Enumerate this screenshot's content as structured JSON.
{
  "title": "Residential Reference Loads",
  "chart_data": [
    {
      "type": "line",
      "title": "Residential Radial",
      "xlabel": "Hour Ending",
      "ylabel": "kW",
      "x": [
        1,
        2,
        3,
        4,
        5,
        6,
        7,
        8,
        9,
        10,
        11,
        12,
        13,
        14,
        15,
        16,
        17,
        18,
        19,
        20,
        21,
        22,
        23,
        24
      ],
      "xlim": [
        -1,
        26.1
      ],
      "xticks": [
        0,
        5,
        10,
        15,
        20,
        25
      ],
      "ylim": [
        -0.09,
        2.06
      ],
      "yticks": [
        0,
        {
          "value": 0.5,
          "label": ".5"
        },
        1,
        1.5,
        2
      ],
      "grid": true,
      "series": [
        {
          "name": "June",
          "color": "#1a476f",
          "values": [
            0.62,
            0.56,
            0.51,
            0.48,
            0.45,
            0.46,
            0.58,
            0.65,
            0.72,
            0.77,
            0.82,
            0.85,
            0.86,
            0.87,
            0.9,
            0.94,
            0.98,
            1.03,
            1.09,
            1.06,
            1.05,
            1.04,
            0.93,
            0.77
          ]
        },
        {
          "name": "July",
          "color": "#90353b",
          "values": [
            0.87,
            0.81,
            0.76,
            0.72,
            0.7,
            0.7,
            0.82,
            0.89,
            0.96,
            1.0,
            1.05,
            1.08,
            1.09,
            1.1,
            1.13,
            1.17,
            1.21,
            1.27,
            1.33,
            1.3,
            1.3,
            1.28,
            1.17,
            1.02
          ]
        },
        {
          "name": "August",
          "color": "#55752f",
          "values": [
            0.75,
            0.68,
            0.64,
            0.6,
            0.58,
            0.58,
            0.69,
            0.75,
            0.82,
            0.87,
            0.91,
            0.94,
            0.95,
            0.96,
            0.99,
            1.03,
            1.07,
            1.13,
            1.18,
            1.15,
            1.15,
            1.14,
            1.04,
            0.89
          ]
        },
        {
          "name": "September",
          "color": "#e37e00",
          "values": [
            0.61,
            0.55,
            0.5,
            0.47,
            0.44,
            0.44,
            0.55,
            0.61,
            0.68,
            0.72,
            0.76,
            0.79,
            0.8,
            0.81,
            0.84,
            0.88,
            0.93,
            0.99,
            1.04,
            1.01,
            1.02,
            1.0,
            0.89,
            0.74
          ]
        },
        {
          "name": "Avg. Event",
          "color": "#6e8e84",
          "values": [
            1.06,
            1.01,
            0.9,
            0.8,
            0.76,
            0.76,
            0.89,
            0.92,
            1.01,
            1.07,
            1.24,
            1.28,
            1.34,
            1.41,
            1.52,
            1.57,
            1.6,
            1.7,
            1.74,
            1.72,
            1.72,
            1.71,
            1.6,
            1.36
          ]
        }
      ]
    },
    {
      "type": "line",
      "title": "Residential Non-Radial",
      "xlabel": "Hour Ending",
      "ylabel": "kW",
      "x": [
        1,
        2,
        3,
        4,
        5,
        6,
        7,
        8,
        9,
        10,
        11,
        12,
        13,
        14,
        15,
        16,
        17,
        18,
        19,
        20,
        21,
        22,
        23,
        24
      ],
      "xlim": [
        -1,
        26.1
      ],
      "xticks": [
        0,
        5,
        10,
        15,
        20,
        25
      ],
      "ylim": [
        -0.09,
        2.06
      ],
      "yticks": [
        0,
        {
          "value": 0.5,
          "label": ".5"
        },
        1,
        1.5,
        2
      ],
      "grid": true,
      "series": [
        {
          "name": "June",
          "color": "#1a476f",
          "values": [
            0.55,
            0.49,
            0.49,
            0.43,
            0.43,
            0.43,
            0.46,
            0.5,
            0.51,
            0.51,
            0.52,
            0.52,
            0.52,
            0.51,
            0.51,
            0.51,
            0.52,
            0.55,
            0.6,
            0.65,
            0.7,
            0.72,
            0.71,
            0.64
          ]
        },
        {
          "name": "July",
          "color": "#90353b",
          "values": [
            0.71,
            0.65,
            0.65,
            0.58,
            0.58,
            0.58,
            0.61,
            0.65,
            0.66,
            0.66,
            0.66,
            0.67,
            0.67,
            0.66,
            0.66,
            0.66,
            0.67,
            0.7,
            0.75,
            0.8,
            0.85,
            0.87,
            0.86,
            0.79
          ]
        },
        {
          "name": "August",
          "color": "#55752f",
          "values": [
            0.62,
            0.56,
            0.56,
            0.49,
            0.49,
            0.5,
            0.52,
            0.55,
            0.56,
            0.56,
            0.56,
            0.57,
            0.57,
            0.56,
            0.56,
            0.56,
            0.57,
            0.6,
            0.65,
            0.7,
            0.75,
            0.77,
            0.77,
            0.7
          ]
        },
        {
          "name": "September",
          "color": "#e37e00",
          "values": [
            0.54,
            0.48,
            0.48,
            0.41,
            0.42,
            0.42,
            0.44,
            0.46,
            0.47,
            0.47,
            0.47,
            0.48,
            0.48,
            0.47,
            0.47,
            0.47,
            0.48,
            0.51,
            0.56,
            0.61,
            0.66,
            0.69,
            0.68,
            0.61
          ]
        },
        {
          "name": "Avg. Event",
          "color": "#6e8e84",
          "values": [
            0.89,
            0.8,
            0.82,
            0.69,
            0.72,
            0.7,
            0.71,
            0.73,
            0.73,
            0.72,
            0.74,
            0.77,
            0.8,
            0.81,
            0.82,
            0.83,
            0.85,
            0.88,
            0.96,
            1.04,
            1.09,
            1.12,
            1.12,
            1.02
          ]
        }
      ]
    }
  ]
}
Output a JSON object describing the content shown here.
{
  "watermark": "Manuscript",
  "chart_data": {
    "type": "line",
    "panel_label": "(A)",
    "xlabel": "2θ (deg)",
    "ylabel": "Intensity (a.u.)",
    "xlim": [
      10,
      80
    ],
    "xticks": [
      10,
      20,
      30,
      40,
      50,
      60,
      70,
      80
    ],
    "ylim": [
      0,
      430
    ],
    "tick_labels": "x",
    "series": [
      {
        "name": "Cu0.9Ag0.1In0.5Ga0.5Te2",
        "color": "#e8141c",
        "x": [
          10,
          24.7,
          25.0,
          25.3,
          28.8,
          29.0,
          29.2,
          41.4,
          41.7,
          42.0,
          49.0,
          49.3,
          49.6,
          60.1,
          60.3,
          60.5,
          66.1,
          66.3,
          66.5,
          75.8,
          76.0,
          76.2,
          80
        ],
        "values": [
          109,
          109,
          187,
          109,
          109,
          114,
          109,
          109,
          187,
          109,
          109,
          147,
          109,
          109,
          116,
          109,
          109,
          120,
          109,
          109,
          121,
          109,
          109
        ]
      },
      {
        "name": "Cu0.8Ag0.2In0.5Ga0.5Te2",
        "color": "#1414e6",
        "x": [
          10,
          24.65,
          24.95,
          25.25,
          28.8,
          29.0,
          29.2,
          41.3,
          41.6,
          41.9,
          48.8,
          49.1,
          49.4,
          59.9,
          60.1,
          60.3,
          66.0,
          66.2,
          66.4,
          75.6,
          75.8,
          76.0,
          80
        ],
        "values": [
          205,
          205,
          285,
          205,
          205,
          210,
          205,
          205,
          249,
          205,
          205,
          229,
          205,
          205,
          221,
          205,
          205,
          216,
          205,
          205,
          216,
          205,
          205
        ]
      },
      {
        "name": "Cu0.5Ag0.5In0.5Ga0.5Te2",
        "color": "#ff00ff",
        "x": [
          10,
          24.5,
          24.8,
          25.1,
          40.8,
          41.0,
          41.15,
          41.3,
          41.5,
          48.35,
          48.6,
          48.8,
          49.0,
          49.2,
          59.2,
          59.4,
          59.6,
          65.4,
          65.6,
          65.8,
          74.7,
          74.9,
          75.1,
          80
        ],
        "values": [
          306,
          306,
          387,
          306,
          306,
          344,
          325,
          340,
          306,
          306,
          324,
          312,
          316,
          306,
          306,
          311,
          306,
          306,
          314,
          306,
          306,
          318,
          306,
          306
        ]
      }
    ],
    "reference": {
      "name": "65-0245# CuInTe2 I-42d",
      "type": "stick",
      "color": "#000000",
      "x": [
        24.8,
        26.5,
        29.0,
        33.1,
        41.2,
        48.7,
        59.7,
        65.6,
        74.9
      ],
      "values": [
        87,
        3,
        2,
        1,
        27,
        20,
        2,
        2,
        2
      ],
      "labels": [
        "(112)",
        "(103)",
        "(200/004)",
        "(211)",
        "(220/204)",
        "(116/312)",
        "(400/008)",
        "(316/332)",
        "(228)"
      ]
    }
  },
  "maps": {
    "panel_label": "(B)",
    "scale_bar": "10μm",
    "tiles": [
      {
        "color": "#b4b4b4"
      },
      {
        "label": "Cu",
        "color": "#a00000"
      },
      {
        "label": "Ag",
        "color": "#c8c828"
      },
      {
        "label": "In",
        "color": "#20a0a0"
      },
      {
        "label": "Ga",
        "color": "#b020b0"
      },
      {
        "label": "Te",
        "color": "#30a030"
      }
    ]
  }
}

● ● ●

REQUEST: List each line of the records that holds the string "Radial".

FINAL RESULT:
      "title": "Residential Radial",
      "title": "Residential Non-Radial",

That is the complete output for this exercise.